Extracted records:
++++

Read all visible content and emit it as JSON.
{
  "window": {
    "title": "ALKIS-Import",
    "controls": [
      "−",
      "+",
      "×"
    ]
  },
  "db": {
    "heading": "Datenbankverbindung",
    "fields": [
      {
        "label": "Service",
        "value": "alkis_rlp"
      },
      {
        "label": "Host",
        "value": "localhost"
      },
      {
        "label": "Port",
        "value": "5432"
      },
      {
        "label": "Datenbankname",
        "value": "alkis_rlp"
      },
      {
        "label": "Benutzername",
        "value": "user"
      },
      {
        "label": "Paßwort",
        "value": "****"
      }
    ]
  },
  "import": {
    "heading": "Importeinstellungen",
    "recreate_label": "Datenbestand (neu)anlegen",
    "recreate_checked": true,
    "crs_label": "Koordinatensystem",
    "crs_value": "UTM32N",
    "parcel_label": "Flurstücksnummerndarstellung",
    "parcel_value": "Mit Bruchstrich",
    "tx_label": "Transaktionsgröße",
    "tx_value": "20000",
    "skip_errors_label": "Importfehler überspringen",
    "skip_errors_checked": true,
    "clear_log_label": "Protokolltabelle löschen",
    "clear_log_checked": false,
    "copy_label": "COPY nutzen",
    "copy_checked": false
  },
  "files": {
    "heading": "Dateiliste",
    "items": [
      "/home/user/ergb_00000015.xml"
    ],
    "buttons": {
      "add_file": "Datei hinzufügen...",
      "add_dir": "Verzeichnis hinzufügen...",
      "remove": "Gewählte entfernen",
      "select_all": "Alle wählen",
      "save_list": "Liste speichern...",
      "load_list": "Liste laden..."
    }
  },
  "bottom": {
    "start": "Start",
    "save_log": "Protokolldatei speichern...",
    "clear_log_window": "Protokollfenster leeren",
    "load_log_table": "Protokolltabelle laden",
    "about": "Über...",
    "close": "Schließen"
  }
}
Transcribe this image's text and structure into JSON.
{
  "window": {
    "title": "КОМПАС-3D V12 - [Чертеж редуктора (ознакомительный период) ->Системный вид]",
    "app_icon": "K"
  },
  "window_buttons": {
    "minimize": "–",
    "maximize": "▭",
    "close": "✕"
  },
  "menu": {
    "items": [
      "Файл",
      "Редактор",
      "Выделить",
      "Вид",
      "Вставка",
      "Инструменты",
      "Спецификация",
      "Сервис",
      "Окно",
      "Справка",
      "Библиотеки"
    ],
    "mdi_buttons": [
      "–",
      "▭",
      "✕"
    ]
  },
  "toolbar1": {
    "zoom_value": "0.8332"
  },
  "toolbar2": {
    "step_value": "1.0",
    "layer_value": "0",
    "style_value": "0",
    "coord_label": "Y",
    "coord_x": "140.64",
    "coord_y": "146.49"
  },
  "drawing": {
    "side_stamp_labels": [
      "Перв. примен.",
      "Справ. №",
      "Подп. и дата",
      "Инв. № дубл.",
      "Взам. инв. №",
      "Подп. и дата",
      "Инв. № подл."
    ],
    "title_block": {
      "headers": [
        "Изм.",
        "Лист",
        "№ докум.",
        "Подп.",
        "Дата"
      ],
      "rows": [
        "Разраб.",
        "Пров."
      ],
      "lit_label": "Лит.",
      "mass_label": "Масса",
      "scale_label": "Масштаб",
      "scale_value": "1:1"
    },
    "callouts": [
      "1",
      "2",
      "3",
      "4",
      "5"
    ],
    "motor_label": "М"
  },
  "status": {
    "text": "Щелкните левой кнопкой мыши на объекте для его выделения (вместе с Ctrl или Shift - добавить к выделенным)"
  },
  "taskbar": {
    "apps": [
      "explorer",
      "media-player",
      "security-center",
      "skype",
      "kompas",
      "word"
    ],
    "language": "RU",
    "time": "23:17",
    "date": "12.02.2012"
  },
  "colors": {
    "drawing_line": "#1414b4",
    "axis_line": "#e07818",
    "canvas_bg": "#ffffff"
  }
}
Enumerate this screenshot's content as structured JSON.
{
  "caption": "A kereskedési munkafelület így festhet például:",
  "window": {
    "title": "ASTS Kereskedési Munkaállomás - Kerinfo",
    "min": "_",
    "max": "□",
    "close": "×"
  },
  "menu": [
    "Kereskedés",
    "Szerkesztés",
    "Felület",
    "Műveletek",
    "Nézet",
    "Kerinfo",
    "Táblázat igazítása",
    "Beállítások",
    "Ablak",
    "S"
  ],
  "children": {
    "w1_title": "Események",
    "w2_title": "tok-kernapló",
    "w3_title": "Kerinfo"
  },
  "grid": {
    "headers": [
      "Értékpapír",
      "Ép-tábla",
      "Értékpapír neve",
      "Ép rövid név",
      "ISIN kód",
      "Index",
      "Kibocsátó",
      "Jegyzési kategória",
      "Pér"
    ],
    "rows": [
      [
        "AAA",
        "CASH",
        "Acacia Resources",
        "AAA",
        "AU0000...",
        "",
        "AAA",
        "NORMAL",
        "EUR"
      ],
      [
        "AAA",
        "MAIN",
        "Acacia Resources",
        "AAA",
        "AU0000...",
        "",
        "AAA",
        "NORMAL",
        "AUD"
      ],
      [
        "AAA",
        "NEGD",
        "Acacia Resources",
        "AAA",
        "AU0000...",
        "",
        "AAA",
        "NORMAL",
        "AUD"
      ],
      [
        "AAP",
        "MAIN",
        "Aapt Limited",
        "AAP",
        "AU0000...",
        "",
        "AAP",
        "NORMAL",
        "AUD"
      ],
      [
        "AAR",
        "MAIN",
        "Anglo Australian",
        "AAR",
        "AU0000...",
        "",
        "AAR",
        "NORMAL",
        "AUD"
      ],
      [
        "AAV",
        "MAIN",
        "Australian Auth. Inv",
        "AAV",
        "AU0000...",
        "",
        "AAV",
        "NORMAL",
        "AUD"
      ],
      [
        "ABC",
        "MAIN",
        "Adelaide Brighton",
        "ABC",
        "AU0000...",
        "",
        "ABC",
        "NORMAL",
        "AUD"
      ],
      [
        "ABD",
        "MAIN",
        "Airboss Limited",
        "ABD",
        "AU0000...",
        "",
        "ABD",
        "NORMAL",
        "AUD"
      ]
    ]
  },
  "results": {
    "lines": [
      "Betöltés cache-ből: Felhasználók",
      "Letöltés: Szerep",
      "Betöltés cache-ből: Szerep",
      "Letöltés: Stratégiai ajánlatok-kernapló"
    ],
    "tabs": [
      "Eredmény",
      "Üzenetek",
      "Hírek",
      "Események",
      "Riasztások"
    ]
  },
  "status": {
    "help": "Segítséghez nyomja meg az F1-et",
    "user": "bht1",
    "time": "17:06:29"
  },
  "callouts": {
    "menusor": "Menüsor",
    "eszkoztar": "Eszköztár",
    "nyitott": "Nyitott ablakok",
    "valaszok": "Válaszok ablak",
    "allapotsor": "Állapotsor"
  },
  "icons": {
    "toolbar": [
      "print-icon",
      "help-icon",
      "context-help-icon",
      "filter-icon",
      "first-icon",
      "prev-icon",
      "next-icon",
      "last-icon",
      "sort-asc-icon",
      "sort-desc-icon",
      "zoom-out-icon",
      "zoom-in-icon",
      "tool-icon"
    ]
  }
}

++++

-- TASK DETAILS --
Return the entries in full, keeping every line exactly as it is.

-- WRITTEN REPLY --
Read all visible content and emit it as JSON.
{
  "window": {
    "title": "ALKIS-Import",
    "controls": [
      "−",
      "+",
      "×"
    ]
  },
  "db": {
    "heading": "Datenbankverbindung",
    "fields": [
      {
        "label": "Service",
        "value": "alkis_rlp"
      },
      {
        "label": "Host",
        "value": "localhost"
      },
      {
        "label": "Port",
        "value": "5432"
      },
      {
        "label": "Datenbankname",
        "value": "alkis_rlp"
      },
      {
        "label": "Benutzername",
        "value": "user"
      },
      {
        "label": "Paßwort",
        "value": "****"
      }
    ]
  },
  "import": {
    "heading": "Importeinstellungen",
    "recreate_label": "Datenbestand (neu)anlegen",
    "recreate_checked": true,
    "crs_label": "Koordinatensystem",
    "crs_value": "UTM32N",
    "parcel_label": "Flurstücksnummerndarstellung",
    "parcel_value": "Mit Bruchstrich",
    "tx_label": "Transaktionsgröße",
    "tx_value": "20000",
    "skip_errors_label": "Importfehler überspringen",
    "skip_errors_checked": true,
    "clear_log_label": "Protokolltabelle löschen",
    "clear_log_checked": false,
    "copy_label": "COPY nutzen",
    "copy_checked": false
  },
  "files": {
    "heading": "Dateiliste",
    "items": [
      "/home/user/ergb_00000015.xml"
    ],
    "buttons": {
      "add_file": "Datei hinzufügen...",
      "add_dir": "Verzeichnis hinzufügen...",
      "remove": "Gewählte entfernen",
      "select_all": "Alle wählen",
      "save_list": "Liste speichern...",
      "load_list": "Liste laden..."
    }
  },
  "bottom": {
    "start": "Start",
    "save_log": "Protokolldatei speichern...",
    "clear_log_window": "Protokollfenster leeren",
    "load_log_table": "Protokolltabelle laden",
    "about": "Über...",
    "close": "Schließen"
  }
}
Transcribe this image's text and structure into JSON.
{
  "window": {
    "title": "КОМПАС-3D V12 - [Чертеж редуктора (ознакомительный период) ->Системный вид]",
    "app_icon": "K"
  },
  "window_buttons": {
    "minimize": "–",
    "maximize": "▭",
    "close": "✕"
  },
  "menu": {
    "items": [
      "Файл",
      "Редактор",
      "Выделить",
      "Вид",
      "Вставка",
      "Инструменты",
      "Спецификация",
      "Сервис",
      "Окно",
      "Справка",
      "Библиотеки"
    ],
    "mdi_buttons": [
      "–",
      "▭",
      "✕"
    ]
  },
  "toolbar1": {
    "zoom_value": "0.8332"
  },
  "toolbar2": {
    "step_value": "1.0",
    "layer_value": "0",
    "style_value": "0",
    "coord_label": "Y",
    "coord_x": "140.64",
    "coord_y": "146.49"
  },
  "drawing": {
    "side_stamp_labels": [
      "Перв. примен.",
      "Справ. №",
      "Подп. и дата",
      "Инв. № дубл.",
      "Взам. инв. №",
      "Подп. и дата",
      "Инв. № подл."
    ],
    "title_block": {
      "headers": [
        "Изм.",
        "Лист",
        "№ докум.",
        "Подп.",
        "Дата"
      ],
      "rows": [
        "Разраб.",
        "Пров."
      ],
      "lit_label": "Лит.",
      "mass_label": "Масса",
      "scale_label": "Масштаб",
      "scale_value": "1:1"
    },
    "callouts": [
      "1",
      "2",
      "3",
      "4",
      "5"
    ],
    "motor_label": "М"
  },
  "status": {
    "text": "Щелкните левой кнопкой мыши на объекте для его выделения (вместе с Ctrl или Shift - добавить к выделенным)"
  },
  "taskbar": {
    "apps": [
      "explorer",
      "media-player",
      "security-center",
      "skype",
      "kompas",
      "word"
    ],
    "language": "RU",
    "time": "23:17",
    "date": "12.02.2012"
  },
  "colors": {
    "drawing_line": "#1414b4",
    "axis_line": "#e07818",
    "canvas_bg": "#ffffff"
  }
}
Enumerate this screenshot's content as structured JSON.
{
  "caption": "A kereskedési munkafelület így festhet például:",
  "window": {
    "title": "ASTS Kereskedési Munkaállomás - Kerinfo",
    "min": "_",
    "max": "□",
    "close": "×"
  },
  "menu": [
    "Kereskedés",
    "Szerkesztés",
    "Felület",
    "Műveletek",
    "Nézet",
    "Kerinfo",
    "Táblázat igazítása",
    "Beállítások",
    "Ablak",
    "S"
  ],
  "children": {
    "w1_title": "Események",
    "w2_title": "tok-kernapló",
    "w3_title": "Kerinfo"
  },
  "grid": {
    "headers": [
      "Értékpapír",
      "Ép-tábla",
      "Értékpapír neve",
      "Ép rövid név",
      "ISIN kód",
      "Index",
      "Kibocsátó",
      "Jegyzési kategória",
      "Pér"
    ],
    "rows": [
      [
        "AAA",
        "CASH",
        "Acacia Resources",
        "AAA",
        "AU0000...",
        "",
        "AAA",
        "NORMAL",
        "EUR"
      ],
      [
        "AAA",
        "MAIN",
        "Acacia Resources",
        "AAA",
        "AU0000...",
        "",
        "AAA",
        "NORMAL",
        "AUD"
      ],
      [
        "AAA",
        "NEGD",
        "Acacia Resources",
        "AAA",
        "AU0000...",
        "",
        "AAA",
        "NORMAL",
        "AUD"
      ],
      [
        "AAP",
        "MAIN",
        "Aapt Limited",
        "AAP",
        "AU0000...",
        "",
        "AAP",
        "NORMAL",
        "AUD"
      ],
      [
        "AAR",
        "MAIN",
        "Anglo Australian",
        "AAR",
        "AU0000...",
        "",
        "AAR",
        "NORMAL",
        "AUD"
      ],
      [
        "AAV",
        "MAIN",
        "Australian Auth. Inv",
        "AAV",
        "AU0000...",
        "",
        "AAV",
        "NORMAL",
        "AUD"
      ],
      [
        "ABC",
        "MAIN",
        "Adelaide Brighton",
        "ABC",
        "AU0000...",
        "",
        "ABC",
        "NORMAL",
        "AUD"
      ],
      [
        "ABD",
        "MAIN",
        "Airboss Limited",
        "ABD",
        "AU0000...",
        "",
        "ABD",
        "NORMAL",
        "AUD"
      ]
    ]
  },
  "results": {
    "lines": [
      "Betöltés cache-ből: Felhasználók",
      "Letöltés: Szerep",
      "Betöltés cache-ből: Szerep",
      "Letöltés: Stratégiai ajánlatok-kernapló"
    ],
    "tabs": [
      "Eredmény",
      "Üzenetek",
      "Hírek",
      "Események",
      "Riasztások"
    ]
  },
  "status": {
    "help": "Segítséghez nyomja meg az F1-et",
    "user": "bht1",
    "time": "17:06:29"
  },
  "callouts": {
    "menusor": "Menüsor",
    "eszkoztar": "Eszköztár",
    "nyitott": "Nyitott ablakok",
    "valaszok": "Válaszok ablak",
    "allapotsor": "Állapotsor"
  },
  "icons": {
    "toolbar": [
      "print-icon",
      "help-icon",
      "context-help-icon",
      "filter-icon",
      "first-icon",
      "prev-icon",
      "next-icon",
      "last-icon",
      "sort-asc-icon",
      "sort-desc-icon",
      "zoom-out-icon",
      "zoom-in-icon",
      "tool-icon"
    ]
  }
}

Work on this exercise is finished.